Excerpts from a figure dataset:
------------------------------
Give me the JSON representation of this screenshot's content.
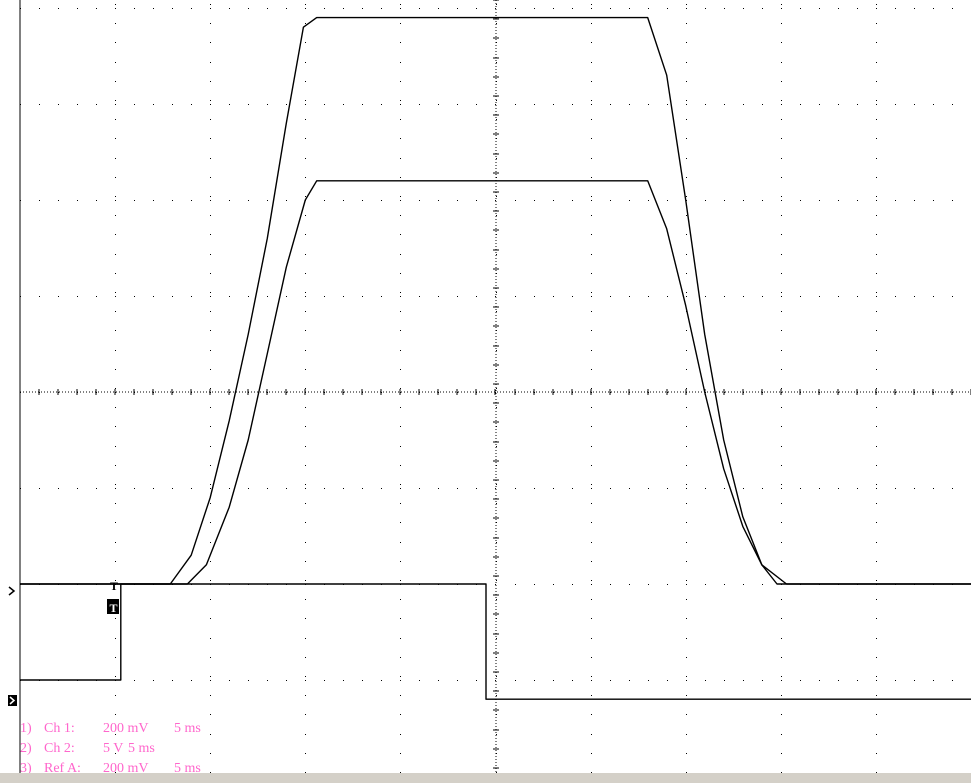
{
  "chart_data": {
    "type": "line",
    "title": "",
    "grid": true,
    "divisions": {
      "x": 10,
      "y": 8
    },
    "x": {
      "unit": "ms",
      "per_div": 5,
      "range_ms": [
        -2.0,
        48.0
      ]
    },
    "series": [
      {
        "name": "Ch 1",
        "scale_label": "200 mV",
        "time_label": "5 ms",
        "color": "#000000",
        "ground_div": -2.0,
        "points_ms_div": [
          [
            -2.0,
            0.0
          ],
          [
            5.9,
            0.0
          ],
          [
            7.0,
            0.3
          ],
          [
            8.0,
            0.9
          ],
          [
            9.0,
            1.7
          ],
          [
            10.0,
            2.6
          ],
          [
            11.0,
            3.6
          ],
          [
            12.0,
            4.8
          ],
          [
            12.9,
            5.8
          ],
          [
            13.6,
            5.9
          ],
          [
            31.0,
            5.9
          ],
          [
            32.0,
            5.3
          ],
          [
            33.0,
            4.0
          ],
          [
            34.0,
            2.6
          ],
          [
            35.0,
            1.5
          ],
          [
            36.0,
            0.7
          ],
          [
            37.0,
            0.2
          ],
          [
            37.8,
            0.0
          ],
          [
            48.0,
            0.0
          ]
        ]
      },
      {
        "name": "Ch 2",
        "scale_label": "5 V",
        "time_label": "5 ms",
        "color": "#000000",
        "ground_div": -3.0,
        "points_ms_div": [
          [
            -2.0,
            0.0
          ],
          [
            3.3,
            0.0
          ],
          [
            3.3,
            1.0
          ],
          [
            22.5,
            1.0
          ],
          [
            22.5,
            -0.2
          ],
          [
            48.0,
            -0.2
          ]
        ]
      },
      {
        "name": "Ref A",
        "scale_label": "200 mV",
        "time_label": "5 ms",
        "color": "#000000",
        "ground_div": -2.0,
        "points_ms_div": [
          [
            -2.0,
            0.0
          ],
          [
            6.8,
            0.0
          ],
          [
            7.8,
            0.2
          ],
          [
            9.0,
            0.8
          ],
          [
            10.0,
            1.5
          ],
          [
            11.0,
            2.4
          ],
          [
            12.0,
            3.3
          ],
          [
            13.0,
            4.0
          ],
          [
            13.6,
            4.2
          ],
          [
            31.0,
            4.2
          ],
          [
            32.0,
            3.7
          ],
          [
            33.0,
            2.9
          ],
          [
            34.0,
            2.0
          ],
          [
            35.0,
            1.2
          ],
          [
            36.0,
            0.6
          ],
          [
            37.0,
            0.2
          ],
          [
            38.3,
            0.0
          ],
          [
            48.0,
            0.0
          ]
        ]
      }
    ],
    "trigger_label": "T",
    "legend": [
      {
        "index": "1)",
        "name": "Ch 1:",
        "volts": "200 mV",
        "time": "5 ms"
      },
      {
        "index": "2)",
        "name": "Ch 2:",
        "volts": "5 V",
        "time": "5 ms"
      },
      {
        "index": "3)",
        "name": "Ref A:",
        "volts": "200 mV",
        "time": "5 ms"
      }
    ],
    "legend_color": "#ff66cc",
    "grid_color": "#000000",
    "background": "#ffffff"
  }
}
------------------------------
PROBLEM.
Locate all lines in the listing above with the word "name" and copy them.

SOLUTION FOR THIS EXERCISE.
        "name": "Ch 1",
        "name": "Ch 2",
        "name": "Ref A",
        "name": "Ch 1:",
        "name": "Ch 2:",
        "name": "Ref A:",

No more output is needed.